### What to do
Copy each line in the data that includes the word "Правительства".

### Data for the task
===============

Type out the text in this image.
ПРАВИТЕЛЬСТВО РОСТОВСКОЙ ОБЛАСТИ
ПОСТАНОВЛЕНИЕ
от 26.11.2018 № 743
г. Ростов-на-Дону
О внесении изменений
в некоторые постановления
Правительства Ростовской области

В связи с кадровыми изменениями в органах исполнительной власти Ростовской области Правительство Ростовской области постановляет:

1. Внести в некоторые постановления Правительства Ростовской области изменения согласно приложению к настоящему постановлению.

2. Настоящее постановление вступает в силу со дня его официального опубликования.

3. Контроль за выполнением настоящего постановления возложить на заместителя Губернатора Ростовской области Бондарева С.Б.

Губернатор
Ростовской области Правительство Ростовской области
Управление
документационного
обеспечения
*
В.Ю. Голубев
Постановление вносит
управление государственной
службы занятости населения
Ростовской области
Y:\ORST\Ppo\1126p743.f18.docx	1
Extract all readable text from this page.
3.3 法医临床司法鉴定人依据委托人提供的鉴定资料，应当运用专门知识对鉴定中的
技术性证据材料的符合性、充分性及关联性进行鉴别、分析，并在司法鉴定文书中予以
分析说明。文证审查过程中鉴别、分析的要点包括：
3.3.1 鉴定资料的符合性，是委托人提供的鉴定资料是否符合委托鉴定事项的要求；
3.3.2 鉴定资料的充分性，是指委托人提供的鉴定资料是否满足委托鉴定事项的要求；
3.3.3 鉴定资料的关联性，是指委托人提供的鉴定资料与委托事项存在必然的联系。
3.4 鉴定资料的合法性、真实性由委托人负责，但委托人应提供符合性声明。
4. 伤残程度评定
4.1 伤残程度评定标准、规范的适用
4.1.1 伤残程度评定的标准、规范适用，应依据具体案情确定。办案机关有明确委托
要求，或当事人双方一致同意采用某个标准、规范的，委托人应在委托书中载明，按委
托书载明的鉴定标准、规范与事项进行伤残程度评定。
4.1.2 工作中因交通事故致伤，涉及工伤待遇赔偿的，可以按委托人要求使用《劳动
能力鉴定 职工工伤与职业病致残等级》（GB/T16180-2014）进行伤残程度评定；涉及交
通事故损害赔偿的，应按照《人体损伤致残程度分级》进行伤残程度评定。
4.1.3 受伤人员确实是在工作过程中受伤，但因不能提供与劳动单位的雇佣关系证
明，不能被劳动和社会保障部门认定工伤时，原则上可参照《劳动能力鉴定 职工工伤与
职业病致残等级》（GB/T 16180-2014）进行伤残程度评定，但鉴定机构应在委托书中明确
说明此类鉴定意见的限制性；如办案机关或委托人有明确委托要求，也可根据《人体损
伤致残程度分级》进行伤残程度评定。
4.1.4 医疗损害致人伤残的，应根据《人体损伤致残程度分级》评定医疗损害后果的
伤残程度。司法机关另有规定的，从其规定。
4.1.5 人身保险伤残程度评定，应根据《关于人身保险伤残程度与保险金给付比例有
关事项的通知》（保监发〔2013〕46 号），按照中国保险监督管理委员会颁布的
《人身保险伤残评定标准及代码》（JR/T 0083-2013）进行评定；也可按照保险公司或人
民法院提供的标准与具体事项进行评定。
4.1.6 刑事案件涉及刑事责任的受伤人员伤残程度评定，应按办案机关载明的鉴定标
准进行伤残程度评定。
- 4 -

===============

### Result for this task
Правительства Ростовской области
1. Внести в некоторые постановления Правительства Ростовской области изменения согласно приложению к настоящему постановлению.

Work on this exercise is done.